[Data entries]
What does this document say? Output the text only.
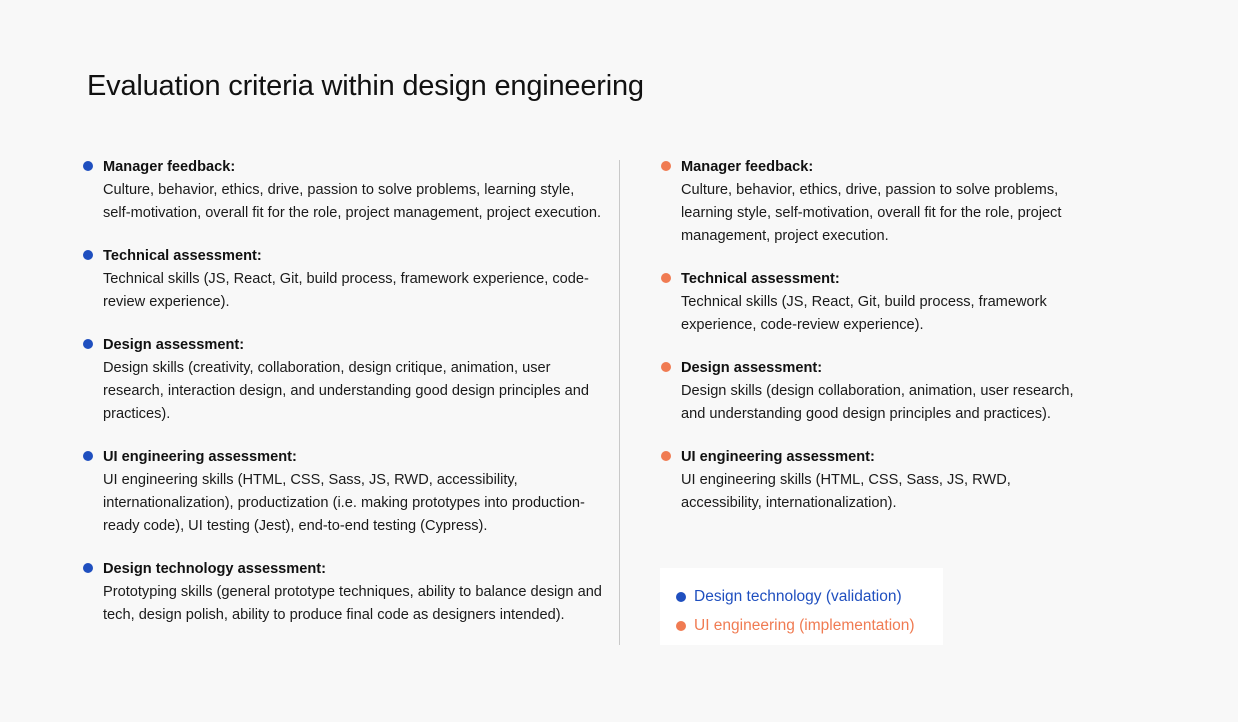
Evaluation criteria within design engineering
Manager feedback:
Culture, behavior, ethics, drive, passion to solve problems, learning style, self-motivation, overall fit for the role, project management, project execution.
Technical assessment:
Technical skills (JS, React, Git, build process, framework experience, code-review experience).
Design assessment:
Design skills (creativity, collaboration, design critique, animation, user research, interaction design, and understanding good design principles and practices).
UI engineering assessment:
UI engineering skills (HTML, CSS, Sass, JS, RWD, accessibility, internationalization), productization (i.e. making prototypes into production-ready code), UI testing (Jest), end-to-end testing (Cypress).
Design technology assessment:
Prototyping skills (general prototype techniques, ability to balance design and tech, design polish, ability to produce final code as designers intended).
Manager feedback:
Culture, behavior, ethics, drive, passion to solve problems, learning style, self-motivation, overall fit for the role, project management, project execution.
Technical assessment:
Technical skills (JS, React, Git, build process, framework experience, code-review experience).
Design assessment:
Design skills (design collaboration, animation, user research, and understanding good design principles and practices).
UI engineering assessment:
UI engineering skills (HTML, CSS, Sass, JS, RWD, accessibility, internationalization).
Design technology (validation)
UI engineering (implementation)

* [Given exercise] Write out the records above once more, word for word, with no pictures.

* [Result for this task]
What does this document say? Output the text only.
Evaluation criteria within design engineering
Manager feedback:
Culture, behavior, ethics, drive, passion to solve problems, learning style, self-motivation, overall fit for the role, project management, project execution.
Technical assessment:
Technical skills (JS, React, Git, build process, framework experience, code-review experience).
Design assessment:
Design skills (creativity, collaboration, design critique, animation, user research, interaction design, and understanding good design principles and practices).
UI engineering assessment:
UI engineering skills (HTML, CSS, Sass, JS, RWD, accessibility, internationalization), productization (i.e. making prototypes into production-ready code), UI testing (Jest), end-to-end testing (Cypress).
Design technology assessment:
Prototyping skills (general prototype techniques, ability to balance design and tech, design polish, ability to produce final code as designers intended).
Manager feedback:
Culture, behavior, ethics, drive, passion to solve problems, learning style, self-motivation, overall fit for the role, project management, project execution.
Technical assessment:
Technical skills (JS, React, Git, build process, framework experience, code-review experience).
Design assessment:
Design skills (design collaboration, animation, user research, and understanding good design principles and practices).
UI engineering assessment:
UI engineering skills (HTML, CSS, Sass, JS, RWD, accessibility, internationalization).
Design technology (validation)
UI engineering (implementation)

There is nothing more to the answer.